→ What you are asked to do
In the analysis of Pope Benedict XVI's election, on which ballot was he elected?

→ Provided text
= = = = =

Pope Benedict XVI is the most divisive figure in the Catholic Church, writes Patsy McGarry.
Analysis: Last night in St Peter's Square following the announcement of the election of Pope Benedict XVI and his blessing of the city and the world, there was a story circulating of a man in the crowd who, on hearing who the new Pope was, just sat down and wept openly there in the square for his church and its future.
A text received almost immediately the announcement was made on my own mobile phone predicted the end of the Catholic Church in Ireland and the developed world.
Among sections of the crowd at St Peter's there was also deep shock, mainly among older people. Through widespread discussion over the previous two days it had been generally agreed that Cardinal Ratzinger's candidature had been disposed of in the first ballot on Monday, when it was generally assumed he had been honoured with what was believed would be a vote of thanks, before the electors moved on to the real business of the conclave yesterday.
Indeed a new pope was not expected to be elected until today.That the election took place on the fourth ballot was a great surprise, but that the man so handsomely endorsed was Cardinal Ratzinger has set off reverberations which will be felt within and without the Catholic church for as many years as he is Pope at least.
There can be no doubt that, as of now, there is no more divisive figure within Catholicism. His appeal is to a rigidly orthodox view of doctrine and practice which, in its apparent tendency to exclusivity, seems almost opposite to the general understanding of what the word "catholic" itself means.
Some have suggested in the past that St Paul particularly would have great difficulty with this understanding of a church.
As prefect of the Vatican's Congregation for the Doctrine of the Faith since the 1981, Pope Benedict XVI systematically moved the church to a position which is not now all that far from where it stood on many matters prior to the Second Vatican Council. He has helped force the closure of so many of the windows thrown open by Pope John XXIII.
It has become a 21st-century church looking back nostalgically while attempting to create a virtual 1950s.
Where ecumenism with reformed churches is concerned, there was no movement of significance while he was at the Congregation for the Doctrine of the Faith.
Rather, in the brash phraseology that has marked his style, and as he said in his Dominus Jesus document of 2000, they were not churches "in the proper sense" but merely "ecclesiastical communities".
However, this did not stop him actively interfering in the acrimonious debate about gay clergy in Anglicanism by sending a letter of support to those endorsing the status quo banning such clergy at a meeting in the southern US during the summer of 2003; an interference so rare by a churchman of any denomination in another ecclesiastical community's internal affairs that it caused great offence.
There will be despair today within many Anglican circles at his election. Where Jews are concerned there will also be a deep unease.

= = = = =

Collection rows
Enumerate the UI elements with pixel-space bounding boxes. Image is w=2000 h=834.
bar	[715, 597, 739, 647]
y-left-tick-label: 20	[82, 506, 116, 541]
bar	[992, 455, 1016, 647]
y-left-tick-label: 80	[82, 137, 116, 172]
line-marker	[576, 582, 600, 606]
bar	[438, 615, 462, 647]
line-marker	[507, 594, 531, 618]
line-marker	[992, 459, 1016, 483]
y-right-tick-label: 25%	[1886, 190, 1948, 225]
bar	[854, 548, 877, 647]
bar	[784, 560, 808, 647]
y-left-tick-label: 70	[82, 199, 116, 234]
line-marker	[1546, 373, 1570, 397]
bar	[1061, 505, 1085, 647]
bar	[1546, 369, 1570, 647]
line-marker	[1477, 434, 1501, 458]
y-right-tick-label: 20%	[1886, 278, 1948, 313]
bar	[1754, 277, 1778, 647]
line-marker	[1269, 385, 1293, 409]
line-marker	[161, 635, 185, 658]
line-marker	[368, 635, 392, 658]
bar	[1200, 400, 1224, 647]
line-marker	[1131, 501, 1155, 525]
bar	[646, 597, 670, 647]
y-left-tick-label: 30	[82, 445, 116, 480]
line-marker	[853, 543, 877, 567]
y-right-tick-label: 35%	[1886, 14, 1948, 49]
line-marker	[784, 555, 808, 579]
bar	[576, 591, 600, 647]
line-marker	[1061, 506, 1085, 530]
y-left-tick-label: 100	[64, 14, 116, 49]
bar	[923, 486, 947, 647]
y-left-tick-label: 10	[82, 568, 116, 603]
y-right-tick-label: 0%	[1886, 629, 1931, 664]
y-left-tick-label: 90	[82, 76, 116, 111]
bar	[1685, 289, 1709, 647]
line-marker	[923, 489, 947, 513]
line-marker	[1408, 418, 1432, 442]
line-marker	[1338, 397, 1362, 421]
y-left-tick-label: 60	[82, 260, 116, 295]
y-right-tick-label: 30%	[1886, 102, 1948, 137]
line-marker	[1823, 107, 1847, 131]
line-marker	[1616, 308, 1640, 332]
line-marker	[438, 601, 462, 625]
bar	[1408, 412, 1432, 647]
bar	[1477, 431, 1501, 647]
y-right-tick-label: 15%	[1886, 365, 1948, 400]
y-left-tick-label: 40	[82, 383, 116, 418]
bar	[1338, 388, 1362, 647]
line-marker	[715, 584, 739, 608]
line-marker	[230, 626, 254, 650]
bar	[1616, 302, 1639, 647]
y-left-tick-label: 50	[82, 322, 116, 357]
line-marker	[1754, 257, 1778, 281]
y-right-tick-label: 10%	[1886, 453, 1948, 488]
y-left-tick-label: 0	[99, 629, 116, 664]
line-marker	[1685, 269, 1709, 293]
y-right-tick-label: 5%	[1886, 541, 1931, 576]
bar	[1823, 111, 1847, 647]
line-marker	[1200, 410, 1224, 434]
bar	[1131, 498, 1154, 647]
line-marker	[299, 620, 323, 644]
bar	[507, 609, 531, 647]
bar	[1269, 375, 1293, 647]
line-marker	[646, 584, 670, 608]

= = = = =

→ Exercise solution
The fourth ballot.